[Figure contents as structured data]
◇ ◇ ◇ ◇ ◇

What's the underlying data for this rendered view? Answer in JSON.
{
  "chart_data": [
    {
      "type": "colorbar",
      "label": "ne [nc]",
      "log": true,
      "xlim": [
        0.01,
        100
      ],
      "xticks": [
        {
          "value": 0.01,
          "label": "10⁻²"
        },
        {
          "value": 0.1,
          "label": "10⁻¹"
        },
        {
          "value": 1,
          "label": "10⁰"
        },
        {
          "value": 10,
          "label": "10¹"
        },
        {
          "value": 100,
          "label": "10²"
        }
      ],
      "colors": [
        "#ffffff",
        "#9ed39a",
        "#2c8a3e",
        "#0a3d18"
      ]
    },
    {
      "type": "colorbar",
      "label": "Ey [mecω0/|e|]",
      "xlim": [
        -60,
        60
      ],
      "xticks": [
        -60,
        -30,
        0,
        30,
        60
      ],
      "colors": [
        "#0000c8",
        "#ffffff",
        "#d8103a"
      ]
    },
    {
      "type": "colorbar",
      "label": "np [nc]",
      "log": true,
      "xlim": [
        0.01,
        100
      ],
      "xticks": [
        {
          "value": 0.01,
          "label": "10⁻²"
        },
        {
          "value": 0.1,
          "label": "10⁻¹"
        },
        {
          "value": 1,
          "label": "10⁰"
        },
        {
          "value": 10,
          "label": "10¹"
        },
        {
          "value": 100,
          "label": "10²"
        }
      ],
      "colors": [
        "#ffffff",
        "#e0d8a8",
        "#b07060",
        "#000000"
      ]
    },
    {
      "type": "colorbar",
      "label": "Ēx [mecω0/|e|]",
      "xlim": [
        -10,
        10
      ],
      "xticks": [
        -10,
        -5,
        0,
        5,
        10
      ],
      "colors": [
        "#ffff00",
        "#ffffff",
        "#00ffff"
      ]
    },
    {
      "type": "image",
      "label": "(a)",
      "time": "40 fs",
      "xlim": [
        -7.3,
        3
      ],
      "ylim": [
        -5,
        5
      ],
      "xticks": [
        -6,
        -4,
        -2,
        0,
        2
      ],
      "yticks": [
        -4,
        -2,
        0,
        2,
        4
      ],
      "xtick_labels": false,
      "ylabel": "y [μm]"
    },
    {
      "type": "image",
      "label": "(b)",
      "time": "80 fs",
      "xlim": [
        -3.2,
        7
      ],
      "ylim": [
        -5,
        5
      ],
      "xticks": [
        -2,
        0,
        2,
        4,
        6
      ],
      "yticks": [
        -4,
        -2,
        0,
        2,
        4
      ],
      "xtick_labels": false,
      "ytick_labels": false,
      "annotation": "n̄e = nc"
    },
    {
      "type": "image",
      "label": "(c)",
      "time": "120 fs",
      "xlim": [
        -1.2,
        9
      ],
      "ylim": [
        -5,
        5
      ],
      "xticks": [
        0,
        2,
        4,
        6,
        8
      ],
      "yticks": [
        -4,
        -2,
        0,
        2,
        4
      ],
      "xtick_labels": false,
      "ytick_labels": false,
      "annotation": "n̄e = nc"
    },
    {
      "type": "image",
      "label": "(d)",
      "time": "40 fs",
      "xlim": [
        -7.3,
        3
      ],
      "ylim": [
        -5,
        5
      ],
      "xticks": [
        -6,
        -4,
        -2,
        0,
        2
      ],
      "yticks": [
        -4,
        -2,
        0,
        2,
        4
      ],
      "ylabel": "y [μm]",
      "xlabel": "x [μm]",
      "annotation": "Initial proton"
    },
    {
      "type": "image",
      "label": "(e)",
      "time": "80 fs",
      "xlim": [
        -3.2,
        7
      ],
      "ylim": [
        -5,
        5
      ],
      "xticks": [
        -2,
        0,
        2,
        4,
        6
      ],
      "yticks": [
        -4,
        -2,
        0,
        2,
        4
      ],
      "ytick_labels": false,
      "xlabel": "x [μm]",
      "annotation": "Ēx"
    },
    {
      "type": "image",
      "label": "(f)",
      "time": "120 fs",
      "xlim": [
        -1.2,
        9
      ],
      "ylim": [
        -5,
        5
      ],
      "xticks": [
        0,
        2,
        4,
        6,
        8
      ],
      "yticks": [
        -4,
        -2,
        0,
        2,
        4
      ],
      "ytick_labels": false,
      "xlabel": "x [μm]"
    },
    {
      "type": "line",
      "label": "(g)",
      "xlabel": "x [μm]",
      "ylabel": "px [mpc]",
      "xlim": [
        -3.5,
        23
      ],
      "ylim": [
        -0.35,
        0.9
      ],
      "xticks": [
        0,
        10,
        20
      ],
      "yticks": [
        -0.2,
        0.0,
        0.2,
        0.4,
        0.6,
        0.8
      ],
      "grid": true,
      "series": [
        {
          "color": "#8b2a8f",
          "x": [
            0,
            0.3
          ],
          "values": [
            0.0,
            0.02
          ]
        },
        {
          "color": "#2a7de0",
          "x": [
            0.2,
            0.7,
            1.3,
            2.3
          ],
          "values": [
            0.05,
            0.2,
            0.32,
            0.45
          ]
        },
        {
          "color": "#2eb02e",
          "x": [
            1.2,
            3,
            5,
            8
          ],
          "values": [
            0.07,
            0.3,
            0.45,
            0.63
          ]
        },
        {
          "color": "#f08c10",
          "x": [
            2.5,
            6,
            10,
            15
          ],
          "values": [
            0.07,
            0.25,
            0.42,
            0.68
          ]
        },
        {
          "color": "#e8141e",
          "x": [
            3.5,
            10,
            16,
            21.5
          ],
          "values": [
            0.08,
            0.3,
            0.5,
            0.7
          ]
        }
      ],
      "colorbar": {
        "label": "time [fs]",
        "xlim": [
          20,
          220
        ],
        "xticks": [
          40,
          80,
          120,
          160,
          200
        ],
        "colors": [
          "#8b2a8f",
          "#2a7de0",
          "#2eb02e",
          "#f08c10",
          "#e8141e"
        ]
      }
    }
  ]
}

◇ ◇ ◇ ◇ ◇

Extract all of the data shown above without alteration.

What's the underlying data for this rendered view? Answer in JSON.
{
  "chart_data": [
    {
      "type": "colorbar",
      "label": "ne [nc]",
      "log": true,
      "xlim": [
        0.01,
        100
      ],
      "xticks": [
        {
          "value": 0.01,
          "label": "10⁻²"
        },
        {
          "value": 0.1,
          "label": "10⁻¹"
        },
        {
          "value": 1,
          "label": "10⁰"
        },
        {
          "value": 10,
          "label": "10¹"
        },
        {
          "value": 100,
          "label": "10²"
        }
      ],
      "colors": [
        "#ffffff",
        "#9ed39a",
        "#2c8a3e",
        "#0a3d18"
      ]
    },
    {
      "type": "colorbar",
      "label": "Ey [mecω0/|e|]",
      "xlim": [
        -60,
        60
      ],
      "xticks": [
        -60,
        -30,
        0,
        30,
        60
      ],
      "colors": [
        "#0000c8",
        "#ffffff",
        "#d8103a"
      ]
    },
    {
      "type": "colorbar",
      "label": "np [nc]",
      "log": true,
      "xlim": [
        0.01,
        100
      ],
      "xticks": [
        {
          "value": 0.01,
          "label": "10⁻²"
        },
        {
          "value": 0.1,
          "label": "10⁻¹"
        },
        {
          "value": 1,
          "label": "10⁰"
        },
        {
          "value": 10,
          "label": "10¹"
        },
        {
          "value": 100,
          "label": "10²"
        }
      ],
      "colors": [
        "#ffffff",
        "#e0d8a8",
        "#b07060",
        "#000000"
      ]
    },
    {
      "type": "colorbar",
      "label": "Ēx [mecω0/|e|]",
      "xlim": [
        -10,
        10
      ],
      "xticks": [
        -10,
        -5,
        0,
        5,
        10
      ],
      "colors": [
        "#ffff00",
        "#ffffff",
        "#00ffff"
      ]
    },
    {
      "type": "image",
      "label": "(a)",
      "time": "40 fs",
      "xlim": [
        -7.3,
        3
      ],
      "ylim": [
        -5,
        5
      ],
      "xticks": [
        -6,
        -4,
        -2,
        0,
        2
      ],
      "yticks": [
        -4,
        -2,
        0,
        2,
        4
      ],
      "xtick_labels": false,
      "ylabel": "y [μm]"
    },
    {
      "type": "image",
      "label": "(b)",
      "time": "80 fs",
      "xlim": [
        -3.2,
        7
      ],
      "ylim": [
        -5,
        5
      ],
      "xticks": [
        -2,
        0,
        2,
        4,
        6
      ],
      "yticks": [
        -4,
        -2,
        0,
        2,
        4
      ],
      "xtick_labels": false,
      "ytick_labels": false,
      "annotation": "n̄e = nc"
    },
    {
      "type": "image",
      "label": "(c)",
      "time": "120 fs",
      "xlim": [
        -1.2,
        9
      ],
      "ylim": [
        -5,
        5
      ],
      "xticks": [
        0,
        2,
        4,
        6,
        8
      ],
      "yticks": [
        -4,
        -2,
        0,
        2,
        4
      ],
      "xtick_labels": false,
      "ytick_labels": false,
      "annotation": "n̄e = nc"
    },
    {
      "type": "image",
      "label": "(d)",
      "time": "40 fs",
      "xlim": [
        -7.3,
        3
      ],
      "ylim": [
        -5,
        5
      ],
      "xticks": [
        -6,
        -4,
        -2,
        0,
        2
      ],
      "yticks": [
        -4,
        -2,
        0,
        2,
        4
      ],
      "ylabel": "y [μm]",
      "xlabel": "x [μm]",
      "annotation": "Initial proton"
    },
    {
      "type": "image",
      "label": "(e)",
      "time": "80 fs",
      "xlim": [
        -3.2,
        7
      ],
      "ylim": [
        -5,
        5
      ],
      "xticks": [
        -2,
        0,
        2,
        4,
        6
      ],
      "yticks": [
        -4,
        -2,
        0,
        2,
        4
      ],
      "ytick_labels": false,
      "xlabel": "x [μm]",
      "annotation": "Ēx"
    },
    {
      "type": "image",
      "label": "(f)",
      "time": "120 fs",
      "xlim": [
        -1.2,
        9
      ],
      "ylim": [
        -5,
        5
      ],
      "xticks": [
        0,
        2,
        4,
        6,
        8
      ],
      "yticks": [
        -4,
        -2,
        0,
        2,
        4
      ],
      "ytick_labels": false,
      "xlabel": "x [μm]"
    },
    {
      "type": "line",
      "label": "(g)",
      "xlabel": "x [μm]",
      "ylabel": "px [mpc]",
      "xlim": [
        -3.5,
        23
      ],
      "ylim": [
        -0.35,
        0.9
      ],
      "xticks": [
        0,
        10,
        20
      ],
      "yticks": [
        -0.2,
        0.0,
        0.2,
        0.4,
        0.6,
        0.8
      ],
      "grid": true,
      "series": [
        {
          "color": "#8b2a8f",
          "x": [
            0,
            0.3
          ],
          "values": [
            0.0,
            0.02
          ]
        },
        {
          "color": "#2a7de0",
          "x": [
            0.2,
            0.7,
            1.3,
            2.3
          ],
          "values": [
            0.05,
            0.2,
            0.32,
            0.45
          ]
        },
        {
          "color": "#2eb02e",
          "x": [
            1.2,
            3,
            5,
            8
          ],
          "values": [
            0.07,
            0.3,
            0.45,
            0.63
          ]
        },
        {
          "color": "#f08c10",
          "x": [
            2.5,
            6,
            10,
            15
          ],
          "values": [
            0.07,
            0.25,
            0.42,
            0.68
          ]
        },
        {
          "color": "#e8141e",
          "x": [
            3.5,
            10,
            16,
            21.5
          ],
          "values": [
            0.08,
            0.3,
            0.5,
            0.7
          ]
        }
      ],
      "colorbar": {
        "label": "time [fs]",
        "xlim": [
          20,
          220
        ],
        "xticks": [
          40,
          80,
          120,
          160,
          200
        ],
        "colors": [
          "#8b2a8f",
          "#2a7de0",
          "#2eb02e",
          "#f08c10",
          "#e8141e"
        ]
      }
    }
  ]
}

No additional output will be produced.